* **Exercise**
From the records below, give the number of lines that contain the string "panel", without any other text.

Data items

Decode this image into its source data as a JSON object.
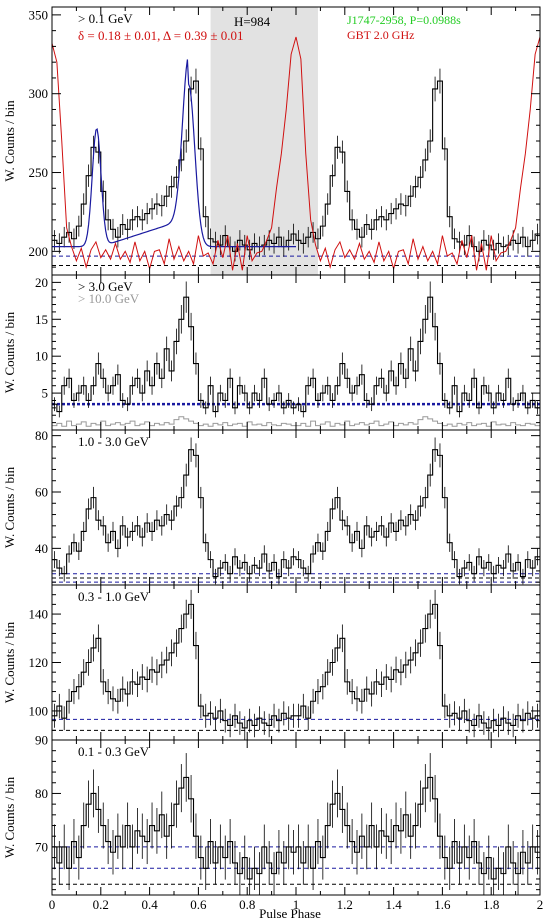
{
  "figure": {
    "xlabel": "Pulse Phase",
    "ylabel": "W. Counts / bin",
    "xticks": [
      "0",
      "0.2",
      "0.4",
      "0.6",
      "0.8",
      "1",
      "1.2",
      "1.4",
      "1.6",
      "1.8",
      "2"
    ]
  },
  "chart_data": [
    {
      "type": "line",
      "panel": "top",
      "label": "> 0.1 GeV",
      "fit_label": "δ = 0.18 ± 0.01, Δ = 0.39 ± 0.01",
      "h_label": "H=984",
      "source_label": "J1747-2958, P=0.0988s",
      "radio_label": "GBT 2.0 GHz",
      "ylim": [
        185,
        355
      ],
      "yticks": [
        200,
        250,
        300,
        350
      ],
      "offpulse_shading": [
        0.65,
        1.09
      ],
      "hlines": [
        {
          "y": 191,
          "color": "#000000"
        },
        {
          "y": 197,
          "color": "#1a1aa0"
        }
      ],
      "colors": {
        "gamma": "#000000",
        "fit": "#1a1aa0",
        "radio": "#d01010",
        "label_fit": "#d01010",
        "label_source": "#22cc22",
        "label_radio": "#d01010"
      },
      "phase": [
        0.0,
        0.02,
        0.04,
        0.06,
        0.08,
        0.1,
        0.12,
        0.14,
        0.16,
        0.18,
        0.2,
        0.22,
        0.24,
        0.26,
        0.28,
        0.3,
        0.32,
        0.34,
        0.36,
        0.38,
        0.4,
        0.42,
        0.44,
        0.46,
        0.48,
        0.5,
        0.52,
        0.54,
        0.56,
        0.58,
        0.6,
        0.62,
        0.64,
        0.66,
        0.68,
        0.7,
        0.72,
        0.74,
        0.76,
        0.78,
        0.8,
        0.82,
        0.84,
        0.86,
        0.88,
        0.9,
        0.92,
        0.94,
        0.96,
        0.98
      ],
      "values": [
        207,
        205,
        209,
        212,
        208,
        216,
        230,
        248,
        266,
        263,
        238,
        220,
        214,
        209,
        217,
        214,
        220,
        222,
        220,
        224,
        227,
        230,
        229,
        235,
        241,
        247,
        258,
        270,
        303,
        308,
        265,
        222,
        208,
        206,
        204,
        210,
        203,
        200,
        207,
        204,
        201,
        205,
        203,
        204,
        207,
        205,
        209,
        203,
        207,
        211
      ],
      "fit_curve": {
        "base": 203,
        "peaks": [
          {
            "center": 0.183,
            "amp": 75,
            "width": 0.018
          },
          {
            "center": 0.56,
            "amp": 103,
            "width": 0.025
          }
        ]
      },
      "radio_profile": [
        {
          "x": 0.0,
          "y": 332
        },
        {
          "x": 0.02,
          "y": 320
        },
        {
          "x": 0.04,
          "y": 270
        },
        {
          "x": 0.06,
          "y": 215
        },
        {
          "x": 0.08,
          "y": 203
        },
        {
          "x": 0.1,
          "y": 194
        },
        {
          "x": 0.12,
          "y": 202
        },
        {
          "x": 0.14,
          "y": 190
        },
        {
          "x": 0.16,
          "y": 201
        },
        {
          "x": 0.18,
          "y": 206
        },
        {
          "x": 0.2,
          "y": 196
        },
        {
          "x": 0.22,
          "y": 201
        },
        {
          "x": 0.24,
          "y": 195
        },
        {
          "x": 0.26,
          "y": 205
        },
        {
          "x": 0.28,
          "y": 195
        },
        {
          "x": 0.3,
          "y": 200
        },
        {
          "x": 0.32,
          "y": 193
        },
        {
          "x": 0.34,
          "y": 206
        },
        {
          "x": 0.36,
          "y": 194
        },
        {
          "x": 0.38,
          "y": 200
        },
        {
          "x": 0.4,
          "y": 189
        },
        {
          "x": 0.42,
          "y": 200
        },
        {
          "x": 0.44,
          "y": 201
        },
        {
          "x": 0.46,
          "y": 192
        },
        {
          "x": 0.48,
          "y": 208
        },
        {
          "x": 0.5,
          "y": 195
        },
        {
          "x": 0.52,
          "y": 203
        },
        {
          "x": 0.54,
          "y": 194
        },
        {
          "x": 0.56,
          "y": 200
        },
        {
          "x": 0.58,
          "y": 192
        },
        {
          "x": 0.6,
          "y": 210
        },
        {
          "x": 0.62,
          "y": 197
        },
        {
          "x": 0.64,
          "y": 199
        },
        {
          "x": 0.66,
          "y": 192
        },
        {
          "x": 0.68,
          "y": 207
        },
        {
          "x": 0.7,
          "y": 196
        },
        {
          "x": 0.72,
          "y": 210
        },
        {
          "x": 0.74,
          "y": 188
        },
        {
          "x": 0.76,
          "y": 205
        },
        {
          "x": 0.78,
          "y": 188
        },
        {
          "x": 0.8,
          "y": 210
        },
        {
          "x": 0.82,
          "y": 194
        },
        {
          "x": 0.84,
          "y": 199
        },
        {
          "x": 0.86,
          "y": 200
        },
        {
          "x": 0.88,
          "y": 207
        },
        {
          "x": 0.9,
          "y": 215
        },
        {
          "x": 0.92,
          "y": 240
        },
        {
          "x": 0.94,
          "y": 262
        },
        {
          "x": 0.96,
          "y": 290
        },
        {
          "x": 0.98,
          "y": 325
        },
        {
          "x": 1.0,
          "y": 336
        },
        {
          "x": 1.02,
          "y": 322
        },
        {
          "x": 1.04,
          "y": 262
        },
        {
          "x": 1.06,
          "y": 220
        },
        {
          "x": 1.08,
          "y": 204
        },
        {
          "x": 1.1,
          "y": 194
        },
        {
          "x": 1.12,
          "y": 202
        },
        {
          "x": 1.14,
          "y": 190
        },
        {
          "x": 1.16,
          "y": 201
        },
        {
          "x": 1.18,
          "y": 206
        },
        {
          "x": 1.2,
          "y": 196
        },
        {
          "x": 1.22,
          "y": 201
        },
        {
          "x": 1.24,
          "y": 195
        },
        {
          "x": 1.26,
          "y": 205
        },
        {
          "x": 1.28,
          "y": 195
        },
        {
          "x": 1.3,
          "y": 200
        },
        {
          "x": 1.32,
          "y": 193
        },
        {
          "x": 1.34,
          "y": 206
        },
        {
          "x": 1.36,
          "y": 194
        },
        {
          "x": 1.38,
          "y": 200
        },
        {
          "x": 1.4,
          "y": 189
        },
        {
          "x": 1.42,
          "y": 200
        },
        {
          "x": 1.44,
          "y": 201
        },
        {
          "x": 1.46,
          "y": 192
        },
        {
          "x": 1.48,
          "y": 208
        },
        {
          "x": 1.5,
          "y": 195
        },
        {
          "x": 1.52,
          "y": 203
        },
        {
          "x": 1.54,
          "y": 194
        },
        {
          "x": 1.56,
          "y": 200
        },
        {
          "x": 1.58,
          "y": 192
        },
        {
          "x": 1.6,
          "y": 210
        },
        {
          "x": 1.62,
          "y": 197
        },
        {
          "x": 1.64,
          "y": 199
        },
        {
          "x": 1.66,
          "y": 192
        },
        {
          "x": 1.68,
          "y": 207
        },
        {
          "x": 1.7,
          "y": 196
        },
        {
          "x": 1.72,
          "y": 210
        },
        {
          "x": 1.74,
          "y": 188
        },
        {
          "x": 1.76,
          "y": 205
        },
        {
          "x": 1.78,
          "y": 188
        },
        {
          "x": 1.8,
          "y": 210
        },
        {
          "x": 1.82,
          "y": 194
        },
        {
          "x": 1.84,
          "y": 199
        },
        {
          "x": 1.86,
          "y": 200
        },
        {
          "x": 1.88,
          "y": 207
        },
        {
          "x": 1.9,
          "y": 215
        },
        {
          "x": 1.92,
          "y": 240
        },
        {
          "x": 1.94,
          "y": 262
        },
        {
          "x": 1.96,
          "y": 290
        },
        {
          "x": 1.98,
          "y": 325
        },
        {
          "x": 2.0,
          "y": 336
        }
      ]
    },
    {
      "type": "line",
      "panel": "3gev",
      "label": "> 3.0 GeV",
      "label2": "> 10.0 GeV",
      "ylim": [
        0,
        21
      ],
      "yticks": [
        5,
        10,
        15,
        20
      ],
      "hlines": [
        {
          "y": 3.5,
          "color": "#1a1aa0",
          "dashed": false
        }
      ],
      "colors": {
        "gamma": "#000000",
        "secondary": "#999999",
        "label2": "#999999"
      },
      "phase": [
        0.0,
        0.02,
        0.04,
        0.06,
        0.08,
        0.1,
        0.12,
        0.14,
        0.16,
        0.18,
        0.2,
        0.22,
        0.24,
        0.26,
        0.28,
        0.3,
        0.32,
        0.34,
        0.36,
        0.38,
        0.4,
        0.42,
        0.44,
        0.46,
        0.48,
        0.5,
        0.52,
        0.54,
        0.56,
        0.58,
        0.6,
        0.62,
        0.64,
        0.66,
        0.68,
        0.7,
        0.72,
        0.74,
        0.76,
        0.78,
        0.8,
        0.82,
        0.84,
        0.86,
        0.88,
        0.9,
        0.92,
        0.94,
        0.96,
        0.98
      ],
      "values": [
        3.5,
        2.5,
        6,
        7,
        4,
        5,
        6,
        4,
        6,
        9,
        7,
        5,
        6,
        7.5,
        4,
        3.5,
        6,
        7,
        5,
        8,
        6,
        9,
        7,
        11,
        8,
        12,
        15,
        18,
        14,
        9,
        4,
        3,
        6,
        2.5,
        5,
        4,
        7,
        3,
        6,
        5,
        3,
        5,
        4,
        7,
        3.5,
        4,
        5,
        3,
        4,
        3
      ],
      "secondary": [
        0.6,
        0.9,
        0.5,
        1.2,
        0.6,
        0.8,
        1.1,
        0.5,
        0.9,
        0.7,
        1.2,
        0.6,
        0.8,
        1.0,
        0.7,
        0.9,
        1.2,
        0.6,
        0.8,
        1.1,
        0.6,
        0.9,
        0.7,
        1.0,
        0.8,
        1.4,
        1.8,
        1.5,
        1.2,
        0.9,
        0.6,
        0.8,
        0.5,
        0.9,
        0.7,
        1.0,
        0.6,
        0.8,
        0.9,
        0.5,
        1.1,
        0.7,
        0.8,
        0.6,
        1.0,
        0.7,
        0.6,
        0.9,
        0.8,
        0.6
      ]
    },
    {
      "type": "line",
      "panel": "1to3gev",
      "label": "1.0 - 3.0 GeV",
      "ylim": [
        27,
        82
      ],
      "yticks": [
        40,
        60,
        80
      ],
      "hlines": [
        {
          "y": 31,
          "color": "#1a1aa0"
        },
        {
          "y": 29.5,
          "color": "#000000"
        },
        {
          "y": 28,
          "color": "#1a1aa0"
        }
      ],
      "colors": {
        "gamma": "#000000"
      },
      "phase": [
        0.0,
        0.02,
        0.04,
        0.06,
        0.08,
        0.1,
        0.12,
        0.14,
        0.16,
        0.18,
        0.2,
        0.22,
        0.24,
        0.26,
        0.28,
        0.3,
        0.32,
        0.34,
        0.36,
        0.38,
        0.4,
        0.42,
        0.44,
        0.46,
        0.48,
        0.5,
        0.52,
        0.54,
        0.56,
        0.58,
        0.6,
        0.62,
        0.64,
        0.66,
        0.68,
        0.7,
        0.72,
        0.74,
        0.76,
        0.78,
        0.8,
        0.82,
        0.84,
        0.86,
        0.88,
        0.9,
        0.92,
        0.94,
        0.96,
        0.98
      ],
      "values": [
        36,
        33,
        31,
        38,
        42,
        39,
        46,
        54,
        58,
        50,
        48,
        42,
        46,
        40,
        48,
        44,
        46,
        48,
        44,
        49,
        46,
        50,
        48,
        52,
        50,
        55,
        58,
        66,
        75,
        73,
        58,
        42,
        36,
        30,
        33,
        35,
        31,
        37,
        33,
        35,
        31,
        34,
        33,
        38,
        32,
        35,
        30,
        36,
        33,
        37
      ]
    },
    {
      "type": "line",
      "panel": "0.3to1gev",
      "label": "0.3 - 1.0 GeV",
      "ylim": [
        88,
        152
      ],
      "yticks": [
        100,
        120,
        140
      ],
      "hlines": [
        {
          "y": 96.5,
          "color": "#1a1aa0"
        },
        {
          "y": 92,
          "color": "#000000"
        }
      ],
      "colors": {
        "gamma": "#000000"
      },
      "phase": [
        0.0,
        0.02,
        0.04,
        0.06,
        0.08,
        0.1,
        0.12,
        0.14,
        0.16,
        0.18,
        0.2,
        0.22,
        0.24,
        0.26,
        0.28,
        0.3,
        0.32,
        0.34,
        0.36,
        0.38,
        0.4,
        0.42,
        0.44,
        0.46,
        0.48,
        0.5,
        0.52,
        0.54,
        0.56,
        0.58,
        0.6,
        0.62,
        0.64,
        0.66,
        0.68,
        0.7,
        0.72,
        0.74,
        0.76,
        0.78,
        0.8,
        0.82,
        0.84,
        0.86,
        0.88,
        0.9,
        0.92,
        0.94,
        0.96,
        0.98
      ],
      "values": [
        98,
        102,
        97,
        104,
        108,
        110,
        116,
        120,
        126,
        130,
        112,
        108,
        105,
        104,
        109,
        107,
        112,
        111,
        114,
        113,
        117,
        116,
        119,
        121,
        124,
        128,
        134,
        140,
        144,
        127,
        102,
        98,
        99,
        97,
        100,
        96,
        94,
        98,
        95,
        93,
        96,
        94,
        97,
        95,
        94,
        98,
        96,
        99,
        97,
        98
      ]
    },
    {
      "type": "line",
      "panel": "0.1to0.3gev",
      "label": "0.1 - 0.3 GeV",
      "ylim": [
        61,
        90
      ],
      "yticks": [
        70,
        80,
        90
      ],
      "hlines": [
        {
          "y": 70,
          "color": "#1a1aa0"
        },
        {
          "y": 66,
          "color": "#1a1aa0"
        },
        {
          "y": 63,
          "color": "#000000"
        }
      ],
      "colors": {
        "gamma": "#000000"
      },
      "phase": [
        0.0,
        0.02,
        0.04,
        0.06,
        0.08,
        0.1,
        0.12,
        0.14,
        0.16,
        0.18,
        0.2,
        0.22,
        0.24,
        0.26,
        0.28,
        0.3,
        0.32,
        0.34,
        0.36,
        0.38,
        0.4,
        0.42,
        0.44,
        0.46,
        0.48,
        0.5,
        0.52,
        0.54,
        0.56,
        0.58,
        0.6,
        0.62,
        0.64,
        0.66,
        0.68,
        0.7,
        0.72,
        0.74,
        0.76,
        0.78,
        0.8,
        0.82,
        0.84,
        0.86,
        0.88,
        0.9,
        0.92,
        0.94,
        0.96,
        0.98
      ],
      "values": [
        70,
        67,
        70,
        66,
        71,
        68,
        74,
        78,
        80,
        77,
        74,
        71,
        69,
        72,
        70,
        74,
        70,
        73,
        72,
        71,
        74,
        73,
        76,
        72,
        74,
        78,
        81,
        83,
        79,
        72,
        68,
        66,
        71,
        67,
        70,
        68,
        71,
        67,
        65,
        68,
        64,
        66,
        65,
        70,
        67,
        65,
        69,
        67,
        70,
        69
      ]
    }
  ]
}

* **Exercise answer**
5